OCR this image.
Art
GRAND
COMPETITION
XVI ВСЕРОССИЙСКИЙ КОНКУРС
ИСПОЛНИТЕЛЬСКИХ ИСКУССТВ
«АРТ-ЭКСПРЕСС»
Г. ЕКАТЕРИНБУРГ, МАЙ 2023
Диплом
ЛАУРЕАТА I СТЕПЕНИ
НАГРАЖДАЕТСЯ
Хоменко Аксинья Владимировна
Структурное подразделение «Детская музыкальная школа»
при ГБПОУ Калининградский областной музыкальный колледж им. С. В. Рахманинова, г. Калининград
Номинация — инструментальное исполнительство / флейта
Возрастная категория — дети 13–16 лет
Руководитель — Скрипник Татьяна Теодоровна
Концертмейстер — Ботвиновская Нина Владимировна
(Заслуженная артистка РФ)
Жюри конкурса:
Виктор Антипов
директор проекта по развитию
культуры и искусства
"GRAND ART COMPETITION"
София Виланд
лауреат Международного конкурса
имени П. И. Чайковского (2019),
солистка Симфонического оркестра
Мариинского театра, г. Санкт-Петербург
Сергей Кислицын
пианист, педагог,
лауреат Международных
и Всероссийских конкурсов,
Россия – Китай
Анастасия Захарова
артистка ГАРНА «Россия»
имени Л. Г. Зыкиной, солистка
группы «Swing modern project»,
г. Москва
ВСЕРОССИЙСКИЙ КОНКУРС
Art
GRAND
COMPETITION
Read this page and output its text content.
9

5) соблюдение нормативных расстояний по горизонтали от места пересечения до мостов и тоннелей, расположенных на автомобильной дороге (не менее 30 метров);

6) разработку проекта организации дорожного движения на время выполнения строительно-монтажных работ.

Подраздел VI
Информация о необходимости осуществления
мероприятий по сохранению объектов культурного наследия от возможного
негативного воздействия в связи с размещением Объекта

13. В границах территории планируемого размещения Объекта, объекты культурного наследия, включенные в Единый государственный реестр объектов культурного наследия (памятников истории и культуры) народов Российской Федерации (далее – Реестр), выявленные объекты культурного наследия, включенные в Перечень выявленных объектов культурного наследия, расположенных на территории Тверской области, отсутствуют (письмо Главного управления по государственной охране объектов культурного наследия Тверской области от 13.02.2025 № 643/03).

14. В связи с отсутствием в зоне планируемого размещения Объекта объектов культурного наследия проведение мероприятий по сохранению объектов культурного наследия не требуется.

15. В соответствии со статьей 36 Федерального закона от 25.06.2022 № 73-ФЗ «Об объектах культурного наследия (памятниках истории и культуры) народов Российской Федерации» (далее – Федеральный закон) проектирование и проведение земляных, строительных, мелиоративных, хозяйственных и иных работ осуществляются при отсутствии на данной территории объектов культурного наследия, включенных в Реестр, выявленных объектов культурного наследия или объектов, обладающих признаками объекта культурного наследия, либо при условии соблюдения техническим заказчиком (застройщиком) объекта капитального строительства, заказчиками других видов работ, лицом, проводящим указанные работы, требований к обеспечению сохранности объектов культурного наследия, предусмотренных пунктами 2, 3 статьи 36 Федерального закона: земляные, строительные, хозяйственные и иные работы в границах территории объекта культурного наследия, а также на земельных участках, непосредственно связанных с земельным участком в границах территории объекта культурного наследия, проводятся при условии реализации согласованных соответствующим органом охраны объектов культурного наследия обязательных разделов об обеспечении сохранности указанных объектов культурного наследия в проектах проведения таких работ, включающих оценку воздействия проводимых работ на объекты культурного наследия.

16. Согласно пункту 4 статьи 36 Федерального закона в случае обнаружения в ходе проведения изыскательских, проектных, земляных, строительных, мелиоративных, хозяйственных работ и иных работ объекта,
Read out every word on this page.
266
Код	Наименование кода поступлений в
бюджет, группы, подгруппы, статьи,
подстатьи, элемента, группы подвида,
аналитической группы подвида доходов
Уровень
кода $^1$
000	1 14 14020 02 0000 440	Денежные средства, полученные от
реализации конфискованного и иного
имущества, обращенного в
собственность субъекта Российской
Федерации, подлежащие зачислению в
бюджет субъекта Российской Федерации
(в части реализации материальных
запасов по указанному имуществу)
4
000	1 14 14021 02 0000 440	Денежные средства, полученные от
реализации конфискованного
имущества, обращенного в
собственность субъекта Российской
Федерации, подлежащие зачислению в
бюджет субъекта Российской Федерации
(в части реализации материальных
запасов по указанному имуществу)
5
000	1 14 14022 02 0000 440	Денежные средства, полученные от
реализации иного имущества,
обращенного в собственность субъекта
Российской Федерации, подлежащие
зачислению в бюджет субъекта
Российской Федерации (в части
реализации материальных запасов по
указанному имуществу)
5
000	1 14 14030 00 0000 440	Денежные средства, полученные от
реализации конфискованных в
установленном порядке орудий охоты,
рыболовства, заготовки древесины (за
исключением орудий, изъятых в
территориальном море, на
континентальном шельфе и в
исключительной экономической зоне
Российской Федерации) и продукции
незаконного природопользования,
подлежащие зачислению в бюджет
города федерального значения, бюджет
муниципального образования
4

########

» DO THIS
Repeat the data above exactly.

» OUTPUT OF THE TASK
OCR this image.
Art
GRAND
COMPETITION
XVI ВСЕРОССИЙСКИЙ КОНКУРС
ИСПОЛНИТЕЛЬСКИХ ИСКУССТВ
«АРТ-ЭКСПРЕСС»
Г. ЕКАТЕРИНБУРГ, МАЙ 2023
Диплом
ЛАУРЕАТА I СТЕПЕНИ
НАГРАЖДАЕТСЯ
Хоменко Аксинья Владимировна
Структурное подразделение «Детская музыкальная школа»
при ГБПОУ Калининградский областной музыкальный колледж им. С. В. Рахманинова, г. Калининград
Номинация — инструментальное исполнительство / флейта
Возрастная категория — дети 13–16 лет
Руководитель — Скрипник Татьяна Теодоровна
Концертмейстер — Ботвиновская Нина Владимировна
(Заслуженная артистка РФ)
Жюри конкурса:
Виктор Антипов
директор проекта по развитию
культуры и искусства
"GRAND ART COMPETITION"
София Виланд
лауреат Международного конкурса
имени П. И. Чайковского (2019),
солистка Симфонического оркестра
Мариинского театра, г. Санкт-Петербург
Сергей Кислицын
пианист, педагог,
лауреат Международных
и Всероссийских конкурсов,
Россия – Китай
Анастасия Захарова
артистка ГАРНА «Россия»
имени Л. Г. Зыкиной, солистка
группы «Swing modern project»,
г. Москва
ВСЕРОССИЙСКИЙ КОНКУРС
Art
GRAND
COMPETITION
Read this page and output its text content.
9

5) соблюдение нормативных расстояний по горизонтали от места пересечения до мостов и тоннелей, расположенных на автомобильной дороге (не менее 30 метров);

6) разработку проекта организации дорожного движения на время выполнения строительно-монтажных работ.

Подраздел VI
Информация о необходимости осуществления
мероприятий по сохранению объектов культурного наследия от возможного
негативного воздействия в связи с размещением Объекта

13. В границах территории планируемого размещения Объекта, объекты культурного наследия, включенные в Единый государственный реестр объектов культурного наследия (памятников истории и культуры) народов Российской Федерации (далее – Реестр), выявленные объекты культурного наследия, включенные в Перечень выявленных объектов культурного наследия, расположенных на территории Тверской области, отсутствуют (письмо Главного управления по государственной охране объектов культурного наследия Тверской области от 13.02.2025 № 643/03).

14. В связи с отсутствием в зоне планируемого размещения Объекта объектов культурного наследия проведение мероприятий по сохранению объектов культурного наследия не требуется.

15. В соответствии со статьей 36 Федерального закона от 25.06.2022 № 73-ФЗ «Об объектах культурного наследия (памятниках истории и культуры) народов Российской Федерации» (далее – Федеральный закон) проектирование и проведение земляных, строительных, мелиоративных, хозяйственных и иных работ осуществляются при отсутствии на данной территории объектов культурного наследия, включенных в Реестр, выявленных объектов культурного наследия или объектов, обладающих признаками объекта культурного наследия, либо при условии соблюдения техническим заказчиком (застройщиком) объекта капитального строительства, заказчиками других видов работ, лицом, проводящим указанные работы, требований к обеспечению сохранности объектов культурного наследия, предусмотренных пунктами 2, 3 статьи 36 Федерального закона: земляные, строительные, хозяйственные и иные работы в границах территории объекта культурного наследия, а также на земельных участках, непосредственно связанных с земельным участком в границах территории объекта культурного наследия, проводятся при условии реализации согласованных соответствующим органом охраны объектов культурного наследия обязательных разделов об обеспечении сохранности указанных объектов культурного наследия в проектах проведения таких работ, включающих оценку воздействия проводимых работ на объекты культурного наследия.

16. Согласно пункту 4 статьи 36 Федерального закона в случае обнаружения в ходе проведения изыскательских, проектных, земляных, строительных, мелиоративных, хозяйственных работ и иных работ объекта,
Read out every word on this page.
266
Код	Наименование кода поступлений в
бюджет, группы, подгруппы, статьи,
подстатьи, элемента, группы подвида,
аналитической группы подвида доходов
Уровень
кода $^1$
000	1 14 14020 02 0000 440	Денежные средства, полученные от
реализации конфискованного и иного
имущества, обращенного в
собственность субъекта Российской
Федерации, подлежащие зачислению в
бюджет субъекта Российской Федерации
(в части реализации материальных
запасов по указанному имуществу)
4
000	1 14 14021 02 0000 440	Денежные средства, полученные от
реализации конфискованного
имущества, обращенного в
собственность субъекта Российской
Федерации, подлежащие зачислению в
бюджет субъекта Российской Федерации
(в части реализации материальных
запасов по указанному имуществу)
5
000	1 14 14022 02 0000 440	Денежные средства, полученные от
реализации иного имущества,
обращенного в собственность субъекта
Российской Федерации, подлежащие
зачислению в бюджет субъекта
Российской Федерации (в части
реализации материальных запасов по
указанному имуществу)
5
000	1 14 14030 00 0000 440	Денежные средства, полученные от
реализации конфискованных в
установленном порядке орудий охоты,
рыболовства, заготовки древесины (за
исключением орудий, изъятых в
территориальном море, на
континентальном шельфе и в
исключительной экономической зоне
Российской Федерации) и продукции
незаконного природопользования,
подлежащие зачислению в бюджет
города федерального значения, бюджет
муниципального образования
4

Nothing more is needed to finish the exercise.